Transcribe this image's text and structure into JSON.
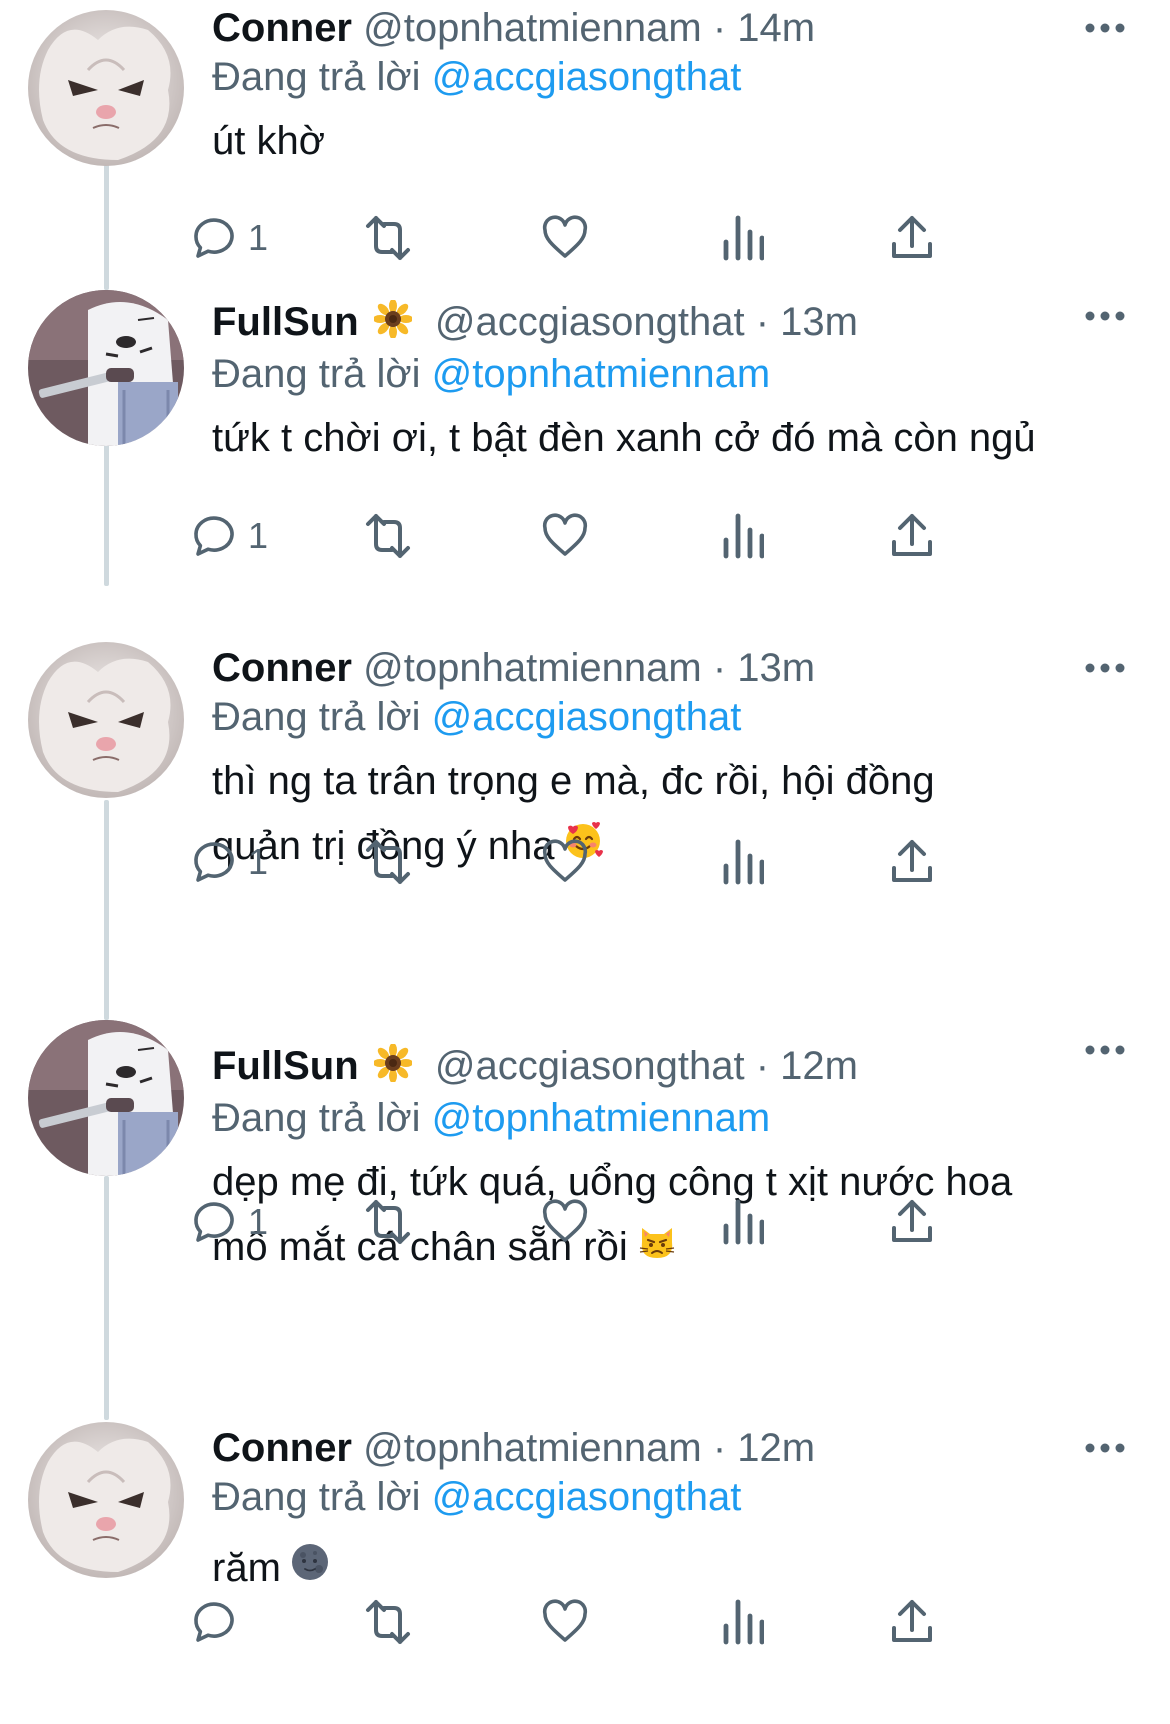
{
  "tweets": [
    {
      "name": "Conner",
      "handle": "@topnhatmiennam",
      "dot": "·",
      "time": "14m",
      "reply_prefix": "Đang trả lời",
      "reply_to": "@accgiasongthat",
      "lines": [
        "út khờ"
      ],
      "reply_count": "1"
    },
    {
      "name": "FullSun",
      "handle": "@accgiasongthat",
      "dot": "·",
      "time": "13m",
      "reply_prefix": "Đang trả lời",
      "reply_to": "@topnhatmiennam",
      "lines": [
        "tứk t chời ơi, t bật đèn xanh cở đó mà còn ngủ"
      ],
      "reply_count": "1"
    },
    {
      "name": "Conner",
      "handle": "@topnhatmiennam",
      "dot": "·",
      "time": "13m",
      "reply_prefix": "Đang trả lời",
      "reply_to": "@accgiasongthat",
      "lines": [
        "thì ng ta trân trọng e mà, đc rồi, hội đồng",
        "quản trị đồng ý nha"
      ],
      "reply_count": "1"
    },
    {
      "name": "FullSun",
      "handle": "@accgiasongthat",
      "dot": "·",
      "time": "12m",
      "reply_prefix": "Đang trả lời",
      "reply_to": "@topnhatmiennam",
      "lines": [
        "dẹp mẹ đi, tứk quá, uổng công t xịt nước hoa",
        "mô mắt cá chân sẵn rồi"
      ],
      "reply_count": "1"
    },
    {
      "name": "Conner",
      "handle": "@topnhatmiennam",
      "dot": "·",
      "time": "12m",
      "reply_prefix": "Đang trả lời",
      "reply_to": "@accgiasongthat",
      "lines": [
        "răm"
      ],
      "reply_count": ""
    }
  ],
  "icons": {
    "reply": "reply-icon",
    "retweet": "retweet-icon",
    "like": "heart-icon",
    "views": "analytics-icon",
    "share": "share-icon",
    "more": "more-icon",
    "sunflower": "sunflower-emoji",
    "smiling_hearts": "smiling-face-with-hearts-emoji",
    "pouting_cat": "pouting-cat-emoji",
    "new_moon_face": "new-moon-face-emoji"
  },
  "colors": {
    "text_primary": "#0f1419",
    "text_secondary": "#536471",
    "link": "#1d9bf0",
    "thread_line": "#cfd9de"
  }
}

*OBJECTIVE:* Retype the whole listing exactly and leave the pictures out.

*SOLUTION TO THIS PROBLEM:*
Transcribe this image's text and structure into JSON.
{
  "tweets": [
    {
      "name": "Conner",
      "handle": "@topnhatmiennam",
      "dot": "·",
      "time": "14m",
      "reply_prefix": "Đang trả lời",
      "reply_to": "@accgiasongthat",
      "lines": [
        "út khờ"
      ],
      "reply_count": "1"
    },
    {
      "name": "FullSun",
      "handle": "@accgiasongthat",
      "dot": "·",
      "time": "13m",
      "reply_prefix": "Đang trả lời",
      "reply_to": "@topnhatmiennam",
      "lines": [
        "tứk t chời ơi, t bật đèn xanh cở đó mà còn ngủ"
      ],
      "reply_count": "1"
    },
    {
      "name": "Conner",
      "handle": "@topnhatmiennam",
      "dot": "·",
      "time": "13m",
      "reply_prefix": "Đang trả lời",
      "reply_to": "@accgiasongthat",
      "lines": [
        "thì ng ta trân trọng e mà, đc rồi, hội đồng",
        "quản trị đồng ý nha"
      ],
      "reply_count": "1"
    },
    {
      "name": "FullSun",
      "handle": "@accgiasongthat",
      "dot": "·",
      "time": "12m",
      "reply_prefix": "Đang trả lời",
      "reply_to": "@topnhatmiennam",
      "lines": [
        "dẹp mẹ đi, tứk quá, uổng công t xịt nước hoa",
        "mô mắt cá chân sẵn rồi"
      ],
      "reply_count": "1"
    },
    {
      "name": "Conner",
      "handle": "@topnhatmiennam",
      "dot": "·",
      "time": "12m",
      "reply_prefix": "Đang trả lời",
      "reply_to": "@accgiasongthat",
      "lines": [
        "răm"
      ],
      "reply_count": ""
    }
  ],
  "icons": {
    "reply": "reply-icon",
    "retweet": "retweet-icon",
    "like": "heart-icon",
    "views": "analytics-icon",
    "share": "share-icon",
    "more": "more-icon",
    "sunflower": "sunflower-emoji",
    "smiling_hearts": "smiling-face-with-hearts-emoji",
    "pouting_cat": "pouting-cat-emoji",
    "new_moon_face": "new-moon-face-emoji"
  },
  "colors": {
    "text_primary": "#0f1419",
    "text_secondary": "#536471",
    "link": "#1d9bf0",
    "thread_line": "#cfd9de"
  }
}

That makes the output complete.